Goal of the exercise:
Print every line of the records from the one containing "field-label: Job Title xyxy=(80,403,129,418)" down to the one containing "deactivate-button[interactable]: Deactivate xyxy=(372,57,454,99)", both included, without any change.
::: Task material :::
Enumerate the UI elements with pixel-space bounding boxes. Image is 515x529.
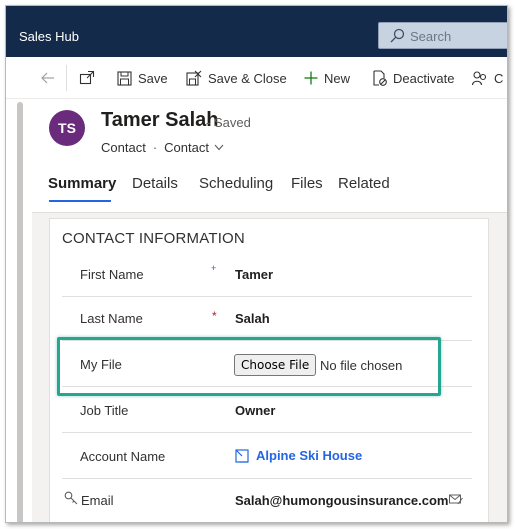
field-label: Job Title xyxy=(80,403,129,418)
last-name-input[interactable]: Salah xyxy=(235,311,270,326)
field-email: Email Salah@humongousinsurance.com xyxy=(62,479,472,522)
tab-scheduling[interactable]: Scheduling xyxy=(199,175,273,192)
deactivate-button[interactable]: Deactivate xyxy=(372,57,454,99)
save-close-icon xyxy=(186,70,202,86)
contact-information-section: CONTACT INFORMATION First Name + Tamer L… xyxy=(49,218,489,522)
avatar: TS xyxy=(49,110,85,146)
open-new-window-button[interactable] xyxy=(79,57,95,99)
header-divider xyxy=(32,212,507,213)
field-label: Email xyxy=(81,493,114,508)
email-compose-icon[interactable] xyxy=(449,493,463,505)
key-icon xyxy=(64,491,78,505)
field-account-name: Account Name Alpine Ski House xyxy=(62,435,472,479)
truncated-command-label: C xyxy=(494,70,504,86)
save-close-label: Save & Close xyxy=(208,70,287,86)
record-subtitle: Contact · Contact xyxy=(101,140,224,155)
plus-icon xyxy=(304,71,318,85)
new-button[interactable]: New xyxy=(304,57,350,99)
top-bar: Sales Hub Search xyxy=(6,6,507,57)
required-indicator: * xyxy=(212,309,217,323)
connection-button[interactable]: C xyxy=(472,57,503,99)
email-input[interactable]: Salah@humongousinsurance.com xyxy=(235,493,449,508)
field-first-name: First Name + Tamer xyxy=(62,253,472,297)
field-label: Last Name xyxy=(80,311,143,326)
search-input[interactable]: Search xyxy=(378,22,507,49)
record-header: TS Tamer Salah - Saved Contact · Contact… xyxy=(32,99,507,213)
tab-summary[interactable]: Summary xyxy=(48,175,116,192)
account-lookup-link[interactable]: Alpine Ski House xyxy=(235,448,362,463)
first-name-input[interactable]: Tamer xyxy=(235,267,273,282)
field-last-name: Last Name * Salah xyxy=(62,297,472,341)
separator-dot: · xyxy=(152,140,158,155)
account-icon xyxy=(235,448,249,463)
field-job-title: Job Title Owner xyxy=(62,389,472,433)
save-label: Save xyxy=(138,70,168,86)
record-title: Tamer Salah xyxy=(101,109,219,131)
search-icon xyxy=(390,28,405,43)
scrollbar-thumb[interactable] xyxy=(17,102,23,522)
app-title[interactable]: Sales Hub xyxy=(19,29,79,44)
save-button[interactable]: Save xyxy=(117,57,168,99)
entity-name: Contact xyxy=(101,140,146,155)
file-status-text: No file chosen xyxy=(320,358,403,373)
tab-related[interactable]: Related xyxy=(338,175,390,192)
connection-icon xyxy=(472,71,487,86)
chevron-down-icon[interactable] xyxy=(214,144,224,151)
save-icon xyxy=(117,70,132,86)
choose-file-button[interactable]: Choose File xyxy=(234,354,317,376)
recommended-indicator: + xyxy=(211,263,217,273)
toolbar-divider xyxy=(66,65,67,91)
deactivate-label: Deactivate xyxy=(393,70,455,86)
form-selector-label[interactable]: Contact xyxy=(164,140,209,155)
scroll-rail xyxy=(6,99,32,522)
save-status: - Saved xyxy=(206,115,251,130)
new-label: New xyxy=(324,70,351,86)
active-tab-indicator xyxy=(49,200,111,202)
tab-files[interactable]: Files xyxy=(291,175,323,192)
back-arrow-icon xyxy=(41,72,54,84)
command-bar: Save Save & Close New Deactivate C xyxy=(6,57,507,99)
save-close-button[interactable]: Save & Close xyxy=(186,57,287,99)
section-title: CONTACT INFORMATION xyxy=(62,230,245,247)
popout-icon xyxy=(79,70,95,85)
search-placeholder: Search xyxy=(410,29,452,44)
field-label: Account Name xyxy=(80,449,166,464)
app-window: Sales Hub Search Save Save & Close New D… xyxy=(5,5,508,523)
tab-details[interactable]: Details xyxy=(132,175,178,192)
back-button[interactable] xyxy=(40,57,56,99)
field-label: My File xyxy=(80,357,122,372)
deactivate-icon xyxy=(373,70,387,86)
job-title-input[interactable]: Owner xyxy=(235,403,275,418)
field-label: First Name xyxy=(80,267,144,282)
field-my-file: My File Choose File No file chosen xyxy=(62,343,472,387)
account-name-value: Alpine Ski House xyxy=(256,448,363,463)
:::
Solution to the exercise:
field-label: Job Title xyxy=(80,403,129,418)
last-name-input[interactable]: Salah xyxy=(235,311,270,326)
field-email: Email Salah@humongousinsurance.com xyxy=(62,479,472,522)
tab-scheduling[interactable]: Scheduling xyxy=(199,175,273,192)
deactivate-button[interactable]: Deactivate xyxy=(372,57,454,99)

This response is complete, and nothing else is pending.